▸ **PAGE TEXT**:
We are developing C++ apps (lots of MFC) with Visual Studio 2005 on Windows.

From time to time it happens that our nightly builds and/or unit tests hang because some part of some app or helper tool opens a message box in a corner case that is hit by the build.

Since the automated stuff is run (by a Windows Service) without any desktop session attached, obviously no-one can confirm - or even read - the GUI messages.

Is there any way to have Windows prevent apps from opening dialogs? Or maybe a tool that watches a service session that auto-kills any app that opens a dialog box?

I'm thinking that most cases where apps display unexpected popup-messages, it will end up calling one of the MessageBox* functions from user32.dll and it might be just possible to "magically" have these functions fail for a certain login-session? (Just a wild idea.)

Obviously the "right" fix is to have stuff not opening any dialogs, but with 3rd party tools it ain't always possible and with our tools it would be nicer to have a failing unit test that tells me the test "illegally" opened a message box than have a hanging unit test.

(Side notes: We're using Boost.Test for our unit tests and FinalBuilder for our automatic build scripts.)

Note: Removed original tags [continuous-integration build-automation automated-tests] and rephrased question to be more process centric.

▸ **AIM OF THE TASK**: According to the post about hanging nightly builds, what runs the automated builds and tests?

▸ **SUPPLIED RECORDS**:
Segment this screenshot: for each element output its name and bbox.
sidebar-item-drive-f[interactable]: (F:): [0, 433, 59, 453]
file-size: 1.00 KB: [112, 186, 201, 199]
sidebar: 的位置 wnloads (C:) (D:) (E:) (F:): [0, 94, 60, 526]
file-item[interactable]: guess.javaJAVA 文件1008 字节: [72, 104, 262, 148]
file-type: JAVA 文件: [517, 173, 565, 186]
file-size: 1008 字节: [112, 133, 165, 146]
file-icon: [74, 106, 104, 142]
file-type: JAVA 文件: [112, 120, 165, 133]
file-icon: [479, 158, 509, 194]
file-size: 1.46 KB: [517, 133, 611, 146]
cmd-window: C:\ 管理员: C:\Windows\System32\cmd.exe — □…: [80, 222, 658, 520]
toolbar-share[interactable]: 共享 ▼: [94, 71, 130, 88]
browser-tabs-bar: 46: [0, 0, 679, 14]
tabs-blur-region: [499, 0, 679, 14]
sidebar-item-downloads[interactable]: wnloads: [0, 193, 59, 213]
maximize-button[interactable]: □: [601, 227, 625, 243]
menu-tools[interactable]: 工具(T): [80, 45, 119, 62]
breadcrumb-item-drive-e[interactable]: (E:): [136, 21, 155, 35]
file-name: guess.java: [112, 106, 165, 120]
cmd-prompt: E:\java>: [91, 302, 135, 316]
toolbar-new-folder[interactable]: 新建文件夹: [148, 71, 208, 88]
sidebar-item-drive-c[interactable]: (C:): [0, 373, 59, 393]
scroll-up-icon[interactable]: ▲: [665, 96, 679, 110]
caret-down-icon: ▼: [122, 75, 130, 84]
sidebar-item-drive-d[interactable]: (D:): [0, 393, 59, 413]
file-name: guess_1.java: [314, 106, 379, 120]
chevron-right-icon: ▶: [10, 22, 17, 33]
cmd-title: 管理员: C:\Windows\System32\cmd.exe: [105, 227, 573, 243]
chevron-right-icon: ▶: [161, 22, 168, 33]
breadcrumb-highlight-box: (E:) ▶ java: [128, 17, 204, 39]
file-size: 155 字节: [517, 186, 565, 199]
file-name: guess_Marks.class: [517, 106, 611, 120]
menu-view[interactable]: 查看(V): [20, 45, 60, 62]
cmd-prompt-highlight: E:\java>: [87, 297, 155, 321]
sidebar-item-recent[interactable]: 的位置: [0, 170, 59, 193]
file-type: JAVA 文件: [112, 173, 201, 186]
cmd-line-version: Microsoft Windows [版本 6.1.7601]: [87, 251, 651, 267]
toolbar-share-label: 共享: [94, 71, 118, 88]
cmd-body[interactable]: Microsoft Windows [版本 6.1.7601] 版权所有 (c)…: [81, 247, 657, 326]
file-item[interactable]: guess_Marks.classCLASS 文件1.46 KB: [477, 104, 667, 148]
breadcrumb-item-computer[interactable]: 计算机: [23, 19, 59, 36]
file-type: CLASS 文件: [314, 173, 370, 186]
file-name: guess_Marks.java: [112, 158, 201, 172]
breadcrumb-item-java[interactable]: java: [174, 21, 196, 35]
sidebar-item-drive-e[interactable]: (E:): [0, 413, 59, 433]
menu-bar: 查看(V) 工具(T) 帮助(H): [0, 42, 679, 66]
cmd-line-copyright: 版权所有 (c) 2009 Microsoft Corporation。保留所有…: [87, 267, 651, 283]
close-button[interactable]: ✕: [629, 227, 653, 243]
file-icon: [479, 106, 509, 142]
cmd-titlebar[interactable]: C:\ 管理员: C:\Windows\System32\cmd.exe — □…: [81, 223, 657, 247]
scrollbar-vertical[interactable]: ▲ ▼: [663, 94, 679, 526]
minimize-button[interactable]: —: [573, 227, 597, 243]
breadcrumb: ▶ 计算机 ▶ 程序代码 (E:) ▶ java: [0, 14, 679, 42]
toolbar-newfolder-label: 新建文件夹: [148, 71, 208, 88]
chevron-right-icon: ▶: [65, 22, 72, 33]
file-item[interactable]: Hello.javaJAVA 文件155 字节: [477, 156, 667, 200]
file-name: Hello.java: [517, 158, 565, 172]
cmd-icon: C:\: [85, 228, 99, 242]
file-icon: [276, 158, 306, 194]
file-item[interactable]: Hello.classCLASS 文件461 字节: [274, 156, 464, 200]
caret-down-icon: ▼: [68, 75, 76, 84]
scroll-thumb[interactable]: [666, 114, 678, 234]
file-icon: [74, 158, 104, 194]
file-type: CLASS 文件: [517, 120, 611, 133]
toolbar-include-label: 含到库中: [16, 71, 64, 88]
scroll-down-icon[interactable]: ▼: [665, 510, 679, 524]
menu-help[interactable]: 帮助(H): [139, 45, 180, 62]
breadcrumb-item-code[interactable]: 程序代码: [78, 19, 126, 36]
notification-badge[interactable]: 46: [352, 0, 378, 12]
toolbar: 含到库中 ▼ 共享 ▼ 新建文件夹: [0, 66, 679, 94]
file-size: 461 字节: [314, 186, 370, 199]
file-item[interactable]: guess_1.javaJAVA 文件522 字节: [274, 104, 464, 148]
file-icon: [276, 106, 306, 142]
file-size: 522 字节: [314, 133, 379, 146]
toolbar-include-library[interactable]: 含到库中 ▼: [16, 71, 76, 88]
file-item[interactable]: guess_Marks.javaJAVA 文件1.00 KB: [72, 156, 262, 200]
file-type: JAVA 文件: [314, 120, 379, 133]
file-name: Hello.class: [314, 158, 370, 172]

▸ **TASK ANSWER**: A Windows Service, with no desktop session attached.